An exact copy of all the data is required, with pictures left out.

= = = = =

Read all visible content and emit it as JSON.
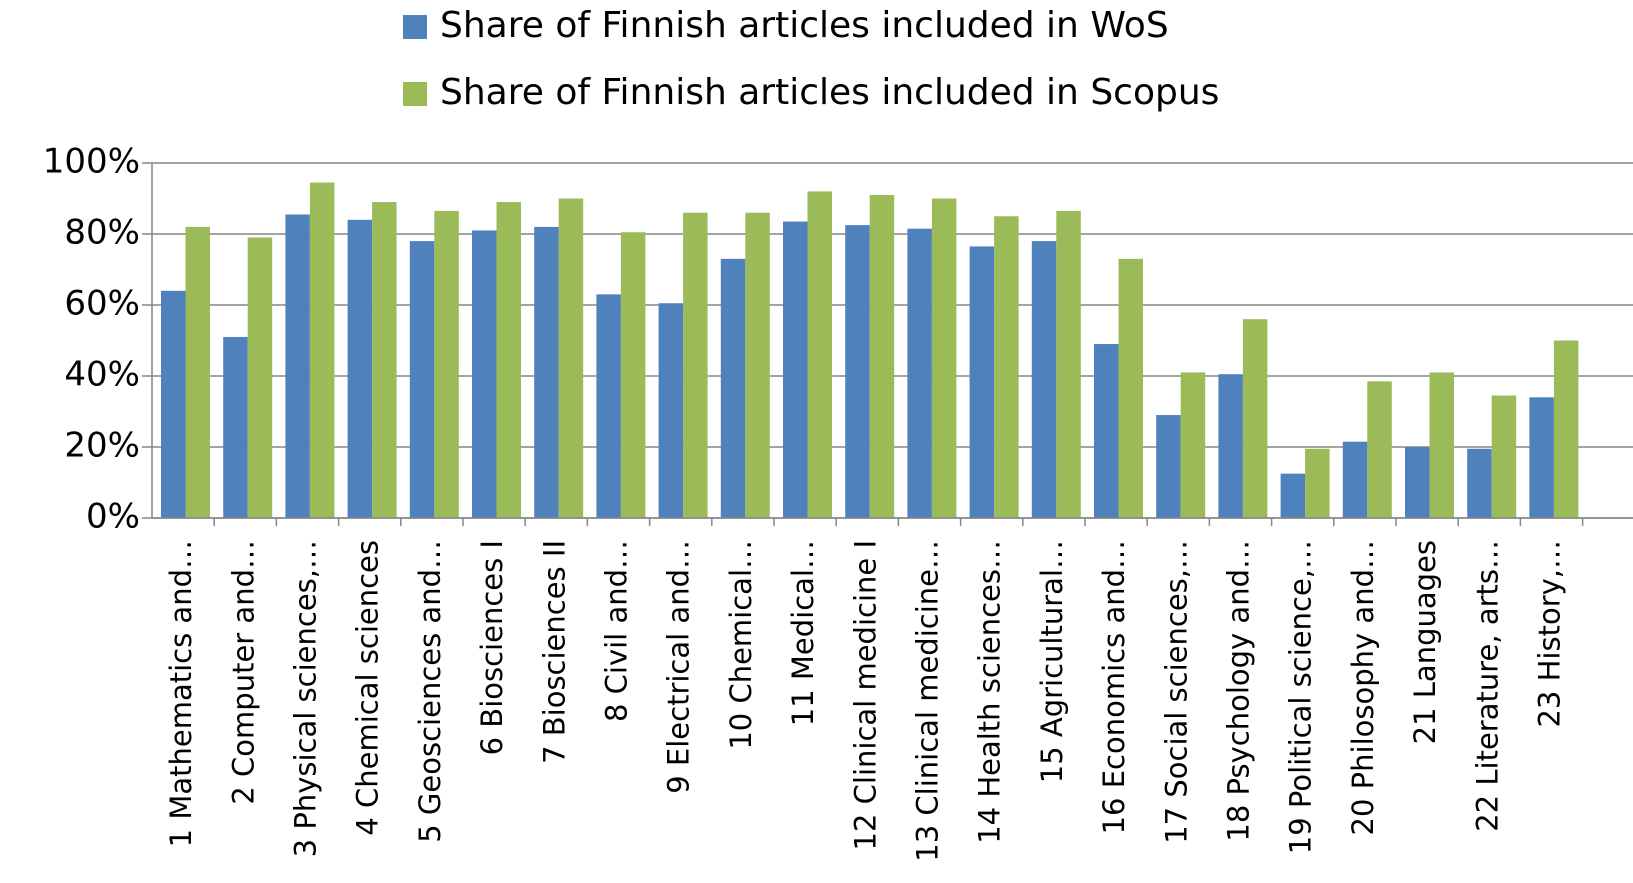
{
  "chart_data": {
    "type": "bar",
    "categories": [
      "1 Mathematics and…",
      "2 Computer and…",
      "3 Physical sciences,…",
      "4 Chemical sciences",
      "5 Geosciences and…",
      "6 Biosciences I",
      "7 Biosciences II",
      "8 Civil and…",
      "9 Electrical and…",
      "10 Chemical…",
      "11 Medical…",
      "12 Clinical medicine I",
      "13 Clinical medicine…",
      "14 Health sciences…",
      "15 Agricultural…",
      "16 Economics and…",
      "17 Social sciences,…",
      "18 Psychology and…",
      "19 Political science,…",
      "20 Philosophy and…",
      "21 Languages",
      "22 Literature, arts…",
      "23 History,…"
    ],
    "series": [
      {
        "name": "Share of Finnish articles included in WoS",
        "color": "#4f81bd",
        "values": [
          64,
          51,
          85.5,
          84,
          78,
          81,
          82,
          63,
          60.5,
          73,
          83.5,
          82.5,
          81.5,
          76.5,
          78,
          49,
          29,
          40.5,
          12.5,
          21.5,
          20,
          19.5,
          34
        ]
      },
      {
        "name": "Share of Finnish articles included in Scopus",
        "color": "#9bbb59",
        "values": [
          82,
          79,
          94.5,
          89,
          86.5,
          89,
          90,
          80.5,
          86,
          86,
          92,
          91,
          90,
          85,
          86.5,
          73,
          41,
          56,
          19.5,
          38.5,
          41,
          34.5,
          50
        ]
      }
    ],
    "ylim": [
      0,
      100
    ],
    "yticks": [
      {
        "value": 0,
        "label": "0%"
      },
      {
        "value": 20,
        "label": "20%"
      },
      {
        "value": 40,
        "label": "40%"
      },
      {
        "value": 60,
        "label": "60%"
      },
      {
        "value": 80,
        "label": "80%"
      },
      {
        "value": 100,
        "label": "100%"
      }
    ],
    "grid": true,
    "legend": "top"
  }
}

= = = = =

> _FULL ANSWER_
Read all visible content and emit it as JSON.
{
  "chart_data": {
    "type": "bar",
    "categories": [
      "1 Mathematics and…",
      "2 Computer and…",
      "3 Physical sciences,…",
      "4 Chemical sciences",
      "5 Geosciences and…",
      "6 Biosciences I",
      "7 Biosciences II",
      "8 Civil and…",
      "9 Electrical and…",
      "10 Chemical…",
      "11 Medical…",
      "12 Clinical medicine I",
      "13 Clinical medicine…",
      "14 Health sciences…",
      "15 Agricultural…",
      "16 Economics and…",
      "17 Social sciences,…",
      "18 Psychology and…",
      "19 Political science,…",
      "20 Philosophy and…",
      "21 Languages",
      "22 Literature, arts…",
      "23 History,…"
    ],
    "series": [
      {
        "name": "Share of Finnish articles included in WoS",
        "color": "#4f81bd",
        "values": [
          64,
          51,
          85.5,
          84,
          78,
          81,
          82,
          63,
          60.5,
          73,
          83.5,
          82.5,
          81.5,
          76.5,
          78,
          49,
          29,
          40.5,
          12.5,
          21.5,
          20,
          19.5,
          34
        ]
      },
      {
        "name": "Share of Finnish articles included in Scopus",
        "color": "#9bbb59",
        "values": [
          82,
          79,
          94.5,
          89,
          86.5,
          89,
          90,
          80.5,
          86,
          86,
          92,
          91,
          90,
          85,
          86.5,
          73,
          41,
          56,
          19.5,
          38.5,
          41,
          34.5,
          50
        ]
      }
    ],
    "ylim": [
      0,
      100
    ],
    "yticks": [
      {
        "value": 0,
        "label": "0%"
      },
      {
        "value": 20,
        "label": "20%"
      },
      {
        "value": 40,
        "label": "40%"
      },
      {
        "value": 60,
        "label": "60%"
      },
      {
        "value": 80,
        "label": "80%"
      },
      {
        "value": 100,
        "label": "100%"
      }
    ],
    "grid": true,
    "legend": "top"
  }
}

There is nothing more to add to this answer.